__Given problem__.
Identify all lines in the data containing the string "Доббін". Copy them out.

__Exercise materials__.
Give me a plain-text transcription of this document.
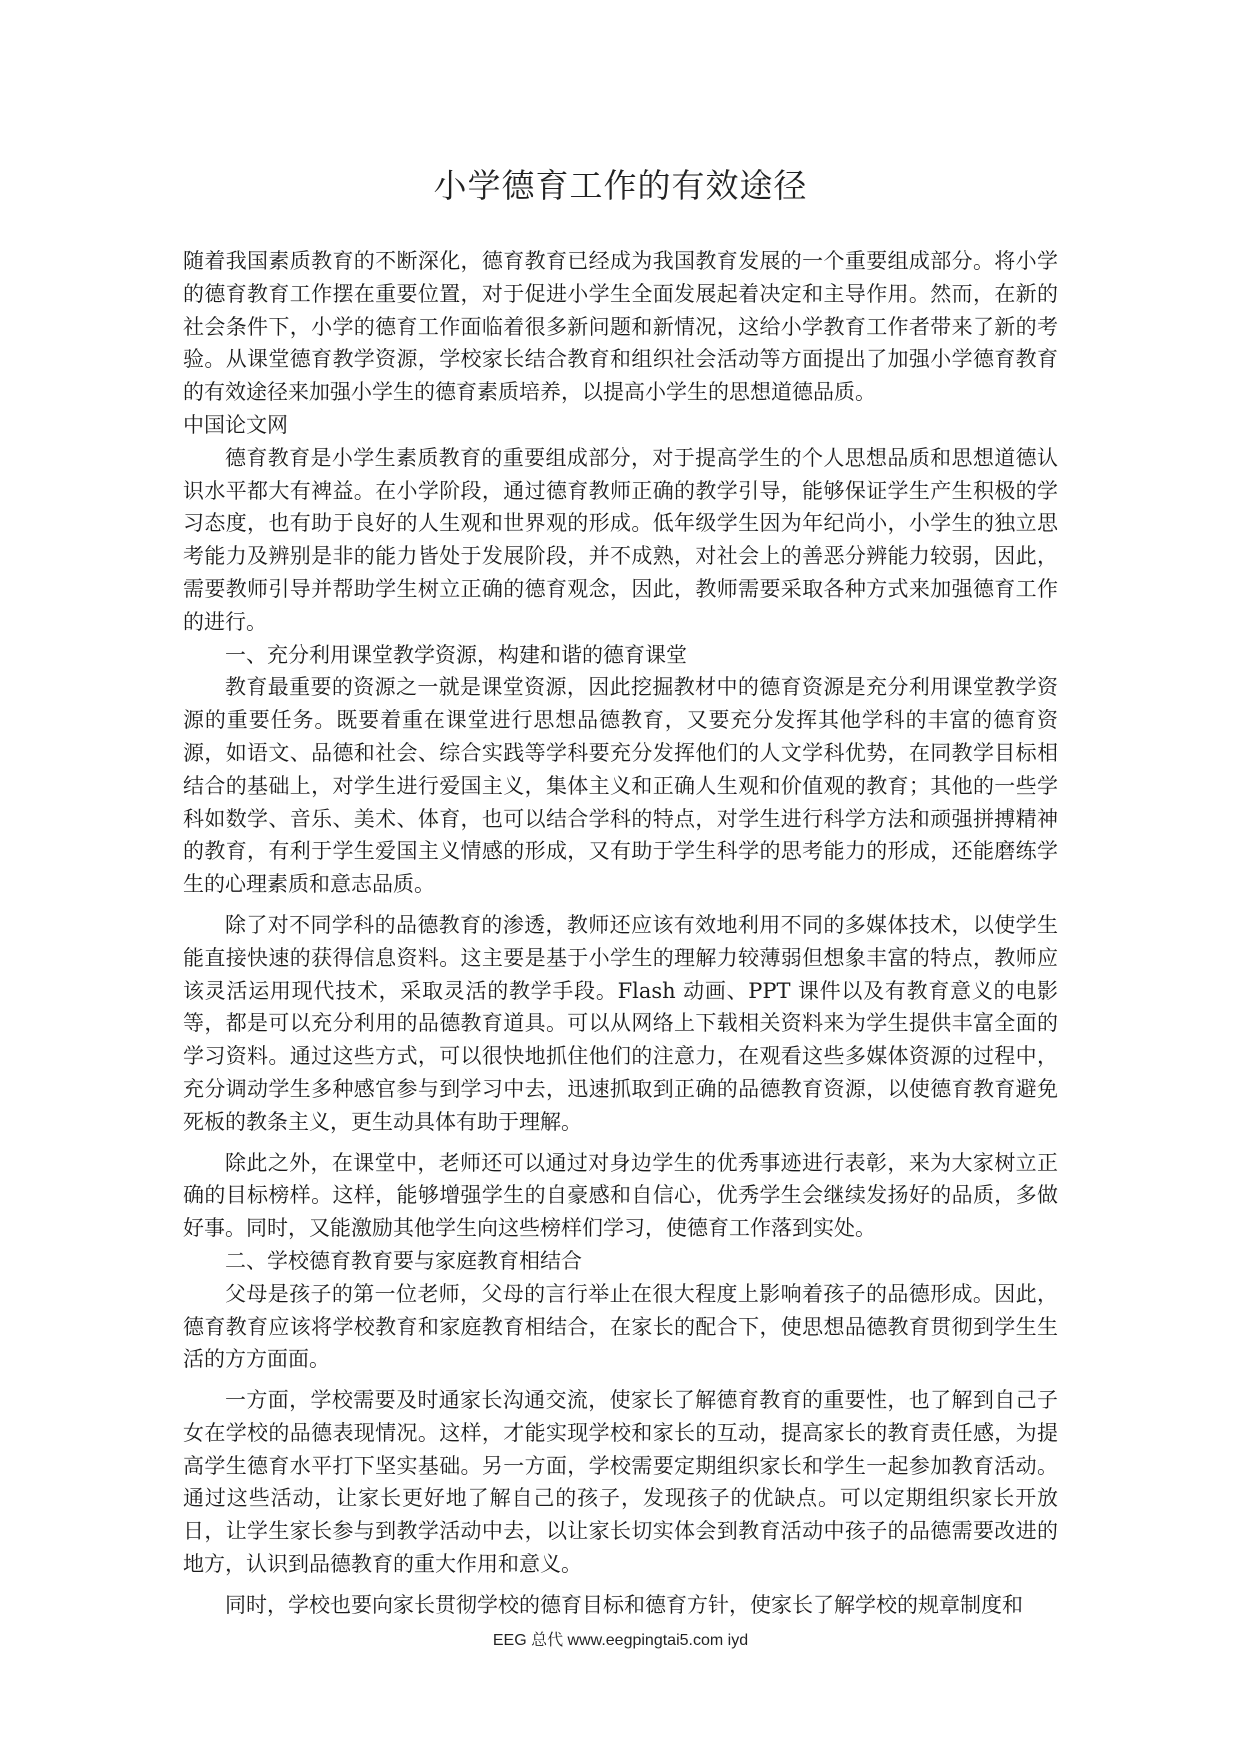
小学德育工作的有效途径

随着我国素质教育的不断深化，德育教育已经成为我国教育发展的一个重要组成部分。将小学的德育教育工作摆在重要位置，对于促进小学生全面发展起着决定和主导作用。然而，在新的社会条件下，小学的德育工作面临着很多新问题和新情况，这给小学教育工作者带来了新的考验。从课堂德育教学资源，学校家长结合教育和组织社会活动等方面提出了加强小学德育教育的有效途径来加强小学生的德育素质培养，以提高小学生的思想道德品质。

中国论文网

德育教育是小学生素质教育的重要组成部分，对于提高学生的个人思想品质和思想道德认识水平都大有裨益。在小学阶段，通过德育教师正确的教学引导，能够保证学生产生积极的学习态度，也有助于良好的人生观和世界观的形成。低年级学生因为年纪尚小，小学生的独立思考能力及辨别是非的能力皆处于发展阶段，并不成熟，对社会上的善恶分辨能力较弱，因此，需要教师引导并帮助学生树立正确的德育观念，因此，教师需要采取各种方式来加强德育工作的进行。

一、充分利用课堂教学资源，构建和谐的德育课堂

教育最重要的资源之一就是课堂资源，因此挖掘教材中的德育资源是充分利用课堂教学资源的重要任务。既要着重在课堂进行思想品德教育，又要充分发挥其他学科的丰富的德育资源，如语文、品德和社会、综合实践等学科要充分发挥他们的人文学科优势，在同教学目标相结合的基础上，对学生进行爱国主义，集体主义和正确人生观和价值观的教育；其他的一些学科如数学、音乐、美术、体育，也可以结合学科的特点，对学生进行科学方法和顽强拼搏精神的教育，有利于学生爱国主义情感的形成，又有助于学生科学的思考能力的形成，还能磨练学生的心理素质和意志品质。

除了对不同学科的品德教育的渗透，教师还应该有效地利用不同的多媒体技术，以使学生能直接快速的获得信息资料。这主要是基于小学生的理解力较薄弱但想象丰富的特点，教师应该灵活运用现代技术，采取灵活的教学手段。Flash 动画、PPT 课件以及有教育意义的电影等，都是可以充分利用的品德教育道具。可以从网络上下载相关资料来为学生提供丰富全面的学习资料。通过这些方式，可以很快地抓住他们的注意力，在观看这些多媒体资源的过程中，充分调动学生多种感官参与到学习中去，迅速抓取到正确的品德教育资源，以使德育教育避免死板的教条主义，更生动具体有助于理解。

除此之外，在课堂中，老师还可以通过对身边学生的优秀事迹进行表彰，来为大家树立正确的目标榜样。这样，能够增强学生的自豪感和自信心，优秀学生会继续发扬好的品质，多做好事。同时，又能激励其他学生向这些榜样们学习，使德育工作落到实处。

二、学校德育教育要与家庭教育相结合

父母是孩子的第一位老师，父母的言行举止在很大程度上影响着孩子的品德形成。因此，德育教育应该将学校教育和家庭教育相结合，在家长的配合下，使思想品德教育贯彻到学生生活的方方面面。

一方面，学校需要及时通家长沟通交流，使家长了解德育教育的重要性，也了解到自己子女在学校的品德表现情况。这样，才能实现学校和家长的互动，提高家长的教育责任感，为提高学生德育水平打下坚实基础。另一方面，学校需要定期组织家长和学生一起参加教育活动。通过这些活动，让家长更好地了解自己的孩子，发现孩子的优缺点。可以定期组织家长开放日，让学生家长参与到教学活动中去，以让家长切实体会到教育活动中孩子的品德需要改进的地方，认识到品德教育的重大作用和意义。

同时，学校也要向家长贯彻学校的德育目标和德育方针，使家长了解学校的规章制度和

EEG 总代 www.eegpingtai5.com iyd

* * *

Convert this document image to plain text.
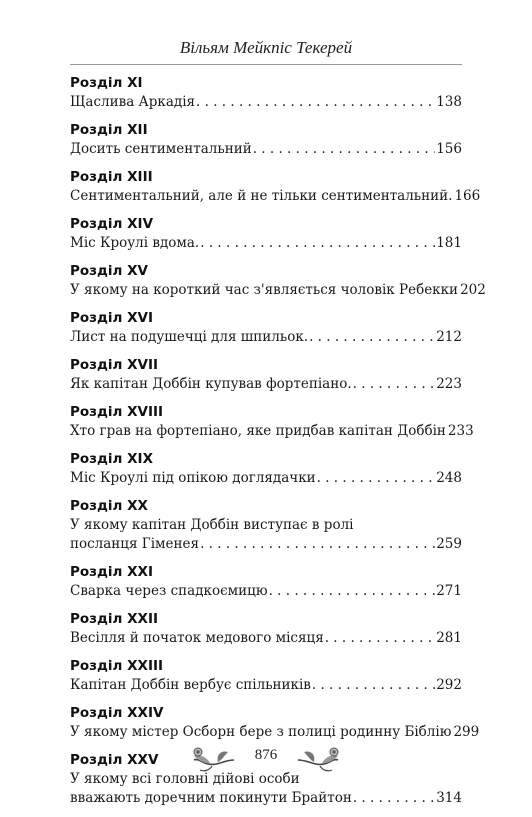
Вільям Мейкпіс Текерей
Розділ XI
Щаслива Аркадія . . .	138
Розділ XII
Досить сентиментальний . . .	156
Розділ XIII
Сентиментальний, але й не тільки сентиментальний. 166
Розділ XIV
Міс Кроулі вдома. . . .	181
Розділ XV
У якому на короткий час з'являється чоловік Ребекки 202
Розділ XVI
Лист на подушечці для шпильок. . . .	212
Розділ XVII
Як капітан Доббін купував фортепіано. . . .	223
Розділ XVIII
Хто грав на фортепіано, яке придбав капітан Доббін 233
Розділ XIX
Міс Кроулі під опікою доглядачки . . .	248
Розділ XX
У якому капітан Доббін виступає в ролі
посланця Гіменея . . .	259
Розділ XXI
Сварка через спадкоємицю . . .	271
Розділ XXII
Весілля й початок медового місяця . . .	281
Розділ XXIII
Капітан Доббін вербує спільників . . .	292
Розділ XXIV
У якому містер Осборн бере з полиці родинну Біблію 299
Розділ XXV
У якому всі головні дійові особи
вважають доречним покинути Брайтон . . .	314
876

__The output__.
Як капітан Доббін купував фортепіано. . . .	223
Хто грав на фортепіано, яке придбав капітан Доббін 233
У якому капітан Доббін виступає в ролі
Капітан Доббін вербує спільників . . .	292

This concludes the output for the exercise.